*Goal*
Starting with the line that contains "Enumerate this chart's", set down each line through the end of the entries below, exactly and with nothing added.

┌──

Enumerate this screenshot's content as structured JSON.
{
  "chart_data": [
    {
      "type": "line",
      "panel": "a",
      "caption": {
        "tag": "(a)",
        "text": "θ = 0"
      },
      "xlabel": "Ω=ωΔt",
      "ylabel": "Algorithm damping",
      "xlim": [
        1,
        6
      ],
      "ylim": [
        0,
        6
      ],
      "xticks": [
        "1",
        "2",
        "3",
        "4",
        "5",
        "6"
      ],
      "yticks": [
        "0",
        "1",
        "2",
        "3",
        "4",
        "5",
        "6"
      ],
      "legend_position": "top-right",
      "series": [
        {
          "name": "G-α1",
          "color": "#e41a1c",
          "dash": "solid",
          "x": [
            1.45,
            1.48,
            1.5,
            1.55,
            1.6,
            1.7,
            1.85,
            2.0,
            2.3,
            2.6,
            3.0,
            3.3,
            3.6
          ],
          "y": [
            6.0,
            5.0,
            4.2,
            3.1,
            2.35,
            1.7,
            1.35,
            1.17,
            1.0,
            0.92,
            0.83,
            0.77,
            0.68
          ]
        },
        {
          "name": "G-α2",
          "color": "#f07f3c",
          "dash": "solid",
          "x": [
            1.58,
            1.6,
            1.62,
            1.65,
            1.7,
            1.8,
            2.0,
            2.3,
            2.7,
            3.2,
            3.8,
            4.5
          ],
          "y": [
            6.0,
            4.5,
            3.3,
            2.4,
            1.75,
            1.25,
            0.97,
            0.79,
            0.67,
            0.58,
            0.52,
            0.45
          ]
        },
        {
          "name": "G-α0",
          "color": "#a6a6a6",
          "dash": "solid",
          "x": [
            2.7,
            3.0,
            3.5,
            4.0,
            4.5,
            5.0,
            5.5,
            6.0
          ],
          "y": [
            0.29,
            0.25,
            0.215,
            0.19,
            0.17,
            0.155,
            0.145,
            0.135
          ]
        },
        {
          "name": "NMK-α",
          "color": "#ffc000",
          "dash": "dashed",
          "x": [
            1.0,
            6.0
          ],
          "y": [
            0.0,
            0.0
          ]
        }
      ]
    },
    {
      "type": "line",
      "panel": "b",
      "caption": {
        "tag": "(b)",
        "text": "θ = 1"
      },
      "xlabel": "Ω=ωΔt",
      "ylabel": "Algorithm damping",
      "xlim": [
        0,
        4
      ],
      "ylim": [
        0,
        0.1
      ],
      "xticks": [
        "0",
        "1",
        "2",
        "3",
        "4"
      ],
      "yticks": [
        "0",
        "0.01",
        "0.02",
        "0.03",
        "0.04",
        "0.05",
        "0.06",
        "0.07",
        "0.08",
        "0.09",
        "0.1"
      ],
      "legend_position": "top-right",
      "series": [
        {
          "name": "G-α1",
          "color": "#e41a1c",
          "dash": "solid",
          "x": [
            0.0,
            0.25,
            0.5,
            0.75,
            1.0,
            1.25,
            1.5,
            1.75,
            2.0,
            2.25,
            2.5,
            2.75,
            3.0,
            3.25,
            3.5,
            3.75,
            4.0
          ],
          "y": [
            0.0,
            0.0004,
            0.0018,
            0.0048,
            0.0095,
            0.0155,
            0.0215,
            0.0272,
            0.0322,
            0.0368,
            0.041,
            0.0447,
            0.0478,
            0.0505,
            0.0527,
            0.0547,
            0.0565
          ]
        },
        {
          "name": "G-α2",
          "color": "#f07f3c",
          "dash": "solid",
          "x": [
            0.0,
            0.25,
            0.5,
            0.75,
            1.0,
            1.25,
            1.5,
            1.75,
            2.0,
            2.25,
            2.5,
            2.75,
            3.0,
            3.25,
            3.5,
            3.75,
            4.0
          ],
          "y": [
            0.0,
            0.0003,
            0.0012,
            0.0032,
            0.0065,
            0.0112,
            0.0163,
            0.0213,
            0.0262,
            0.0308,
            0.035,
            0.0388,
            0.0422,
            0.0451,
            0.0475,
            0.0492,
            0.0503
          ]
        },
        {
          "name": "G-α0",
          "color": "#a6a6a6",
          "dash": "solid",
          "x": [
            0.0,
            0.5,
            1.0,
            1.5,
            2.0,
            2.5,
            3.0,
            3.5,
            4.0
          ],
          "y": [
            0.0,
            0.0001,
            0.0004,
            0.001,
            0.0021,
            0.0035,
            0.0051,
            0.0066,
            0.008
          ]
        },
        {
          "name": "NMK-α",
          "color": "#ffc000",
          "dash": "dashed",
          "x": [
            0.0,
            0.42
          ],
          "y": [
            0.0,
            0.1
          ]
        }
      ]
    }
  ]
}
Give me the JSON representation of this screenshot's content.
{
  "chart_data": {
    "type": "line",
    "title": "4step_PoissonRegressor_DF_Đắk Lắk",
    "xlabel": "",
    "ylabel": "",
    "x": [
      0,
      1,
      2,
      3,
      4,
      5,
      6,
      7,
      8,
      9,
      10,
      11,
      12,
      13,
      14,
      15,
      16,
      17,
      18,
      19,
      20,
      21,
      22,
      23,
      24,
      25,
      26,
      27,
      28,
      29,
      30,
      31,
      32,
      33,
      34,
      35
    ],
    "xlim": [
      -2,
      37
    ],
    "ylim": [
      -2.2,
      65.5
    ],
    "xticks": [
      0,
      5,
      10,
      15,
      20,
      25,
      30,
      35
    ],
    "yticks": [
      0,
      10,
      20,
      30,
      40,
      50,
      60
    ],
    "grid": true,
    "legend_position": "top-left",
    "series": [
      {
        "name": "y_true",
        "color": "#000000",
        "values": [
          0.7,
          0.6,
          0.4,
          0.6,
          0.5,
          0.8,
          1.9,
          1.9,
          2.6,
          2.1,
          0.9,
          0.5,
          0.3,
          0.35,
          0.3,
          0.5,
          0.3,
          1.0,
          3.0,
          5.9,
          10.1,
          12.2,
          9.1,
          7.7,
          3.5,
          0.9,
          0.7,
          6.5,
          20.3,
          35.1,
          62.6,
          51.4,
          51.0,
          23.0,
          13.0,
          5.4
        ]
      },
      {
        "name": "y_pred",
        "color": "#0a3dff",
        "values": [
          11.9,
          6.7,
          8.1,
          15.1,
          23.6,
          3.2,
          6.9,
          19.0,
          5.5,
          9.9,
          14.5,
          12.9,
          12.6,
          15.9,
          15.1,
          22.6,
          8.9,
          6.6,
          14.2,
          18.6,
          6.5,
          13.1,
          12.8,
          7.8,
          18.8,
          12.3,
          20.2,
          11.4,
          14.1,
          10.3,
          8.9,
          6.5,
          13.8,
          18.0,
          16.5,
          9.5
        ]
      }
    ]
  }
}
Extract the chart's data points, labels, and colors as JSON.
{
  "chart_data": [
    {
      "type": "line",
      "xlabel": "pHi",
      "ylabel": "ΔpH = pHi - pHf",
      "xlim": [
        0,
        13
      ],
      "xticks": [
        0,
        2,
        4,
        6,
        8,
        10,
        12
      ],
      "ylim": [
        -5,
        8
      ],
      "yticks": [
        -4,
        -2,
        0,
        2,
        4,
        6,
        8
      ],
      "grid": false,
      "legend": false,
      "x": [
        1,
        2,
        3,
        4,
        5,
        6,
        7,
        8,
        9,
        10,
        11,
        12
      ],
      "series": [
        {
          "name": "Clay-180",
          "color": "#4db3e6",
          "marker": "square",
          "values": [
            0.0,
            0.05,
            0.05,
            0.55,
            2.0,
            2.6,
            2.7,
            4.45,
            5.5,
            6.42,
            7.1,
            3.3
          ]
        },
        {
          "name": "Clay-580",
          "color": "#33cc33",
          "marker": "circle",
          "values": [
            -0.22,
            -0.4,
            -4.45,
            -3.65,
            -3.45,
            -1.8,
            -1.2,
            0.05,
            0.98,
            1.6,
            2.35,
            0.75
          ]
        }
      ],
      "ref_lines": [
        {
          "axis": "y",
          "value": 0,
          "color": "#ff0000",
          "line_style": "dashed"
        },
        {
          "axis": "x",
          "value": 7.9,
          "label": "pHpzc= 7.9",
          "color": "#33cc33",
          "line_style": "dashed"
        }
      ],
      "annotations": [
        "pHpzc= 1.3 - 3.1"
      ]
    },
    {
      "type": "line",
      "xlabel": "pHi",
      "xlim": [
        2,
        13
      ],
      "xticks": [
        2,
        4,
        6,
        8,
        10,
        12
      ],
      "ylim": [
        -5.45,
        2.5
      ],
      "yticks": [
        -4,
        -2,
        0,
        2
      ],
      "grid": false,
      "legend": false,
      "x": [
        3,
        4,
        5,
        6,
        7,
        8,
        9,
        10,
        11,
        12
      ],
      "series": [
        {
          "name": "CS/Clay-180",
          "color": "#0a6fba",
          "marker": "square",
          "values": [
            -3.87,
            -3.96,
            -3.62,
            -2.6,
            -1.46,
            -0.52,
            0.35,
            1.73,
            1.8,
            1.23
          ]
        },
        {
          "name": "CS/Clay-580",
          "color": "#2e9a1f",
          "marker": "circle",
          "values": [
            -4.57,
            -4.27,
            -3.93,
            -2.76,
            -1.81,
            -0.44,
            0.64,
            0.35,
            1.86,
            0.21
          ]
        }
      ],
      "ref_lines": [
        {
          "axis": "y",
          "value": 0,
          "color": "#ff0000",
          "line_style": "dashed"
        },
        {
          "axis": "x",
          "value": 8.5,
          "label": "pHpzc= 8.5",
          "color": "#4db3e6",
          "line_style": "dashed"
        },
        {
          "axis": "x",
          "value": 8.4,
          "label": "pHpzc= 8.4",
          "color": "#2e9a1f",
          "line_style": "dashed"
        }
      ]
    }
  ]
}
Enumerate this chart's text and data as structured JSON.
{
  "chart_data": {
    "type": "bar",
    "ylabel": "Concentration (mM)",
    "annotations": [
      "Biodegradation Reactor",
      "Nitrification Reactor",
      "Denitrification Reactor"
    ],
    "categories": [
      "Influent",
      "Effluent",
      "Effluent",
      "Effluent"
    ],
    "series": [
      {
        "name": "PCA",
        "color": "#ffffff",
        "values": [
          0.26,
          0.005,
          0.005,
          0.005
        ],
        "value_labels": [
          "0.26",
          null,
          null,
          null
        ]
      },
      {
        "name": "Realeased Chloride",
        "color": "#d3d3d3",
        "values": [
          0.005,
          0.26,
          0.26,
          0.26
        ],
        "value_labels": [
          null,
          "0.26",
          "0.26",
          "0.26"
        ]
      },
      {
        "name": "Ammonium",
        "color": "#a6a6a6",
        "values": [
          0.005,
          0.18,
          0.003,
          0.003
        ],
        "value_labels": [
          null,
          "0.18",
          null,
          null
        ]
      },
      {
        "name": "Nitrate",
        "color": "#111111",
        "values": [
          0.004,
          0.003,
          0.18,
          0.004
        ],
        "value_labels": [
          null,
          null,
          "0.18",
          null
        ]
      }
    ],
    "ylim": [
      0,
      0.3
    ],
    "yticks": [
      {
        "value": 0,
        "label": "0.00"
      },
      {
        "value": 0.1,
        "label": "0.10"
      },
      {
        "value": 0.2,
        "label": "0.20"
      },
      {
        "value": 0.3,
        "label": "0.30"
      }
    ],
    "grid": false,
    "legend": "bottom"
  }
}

└──

*Correct answer*
Enumerate this chart's text and data as structured JSON.
{
  "chart_data": {
    "type": "bar",
    "ylabel": "Concentration (mM)",
    "annotations": [
      "Biodegradation Reactor",
      "Nitrification Reactor",
      "Denitrification Reactor"
    ],
    "categories": [
      "Influent",
      "Effluent",
      "Effluent",
      "Effluent"
    ],
    "series": [
      {
        "name": "PCA",
        "color": "#ffffff",
        "values": [
          0.26,
          0.005,
          0.005,
          0.005
        ],
        "value_labels": [
          "0.26",
          null,
          null,
          null
        ]
      },
      {
        "name": "Realeased Chloride",
        "color": "#d3d3d3",
        "values": [
          0.005,
          0.26,
          0.26,
          0.26
        ],
        "value_labels": [
          null,
          "0.26",
          "0.26",
          "0.26"
        ]
      },
      {
        "name": "Ammonium",
        "color": "#a6a6a6",
        "values": [
          0.005,
          0.18,
          0.003,
          0.003
        ],
        "value_labels": [
          null,
          "0.18",
          null,
          null
        ]
      },
      {
        "name": "Nitrate",
        "color": "#111111",
        "values": [
          0.004,
          0.003,
          0.18,
          0.004
        ],
        "value_labels": [
          null,
          null,
          "0.18",
          null
        ]
      }
    ],
    "ylim": [
      0,
      0.3
    ],
    "yticks": [
      {
        "value": 0,
        "label": "0.00"
      },
      {
        "value": 0.1,
        "label": "0.10"
      },
      {
        "value": 0.2,
        "label": "0.20"
      },
      {
        "value": 0.3,
        "label": "0.30"
      }
    ],
    "grid": false,
    "legend": "bottom"
  }
}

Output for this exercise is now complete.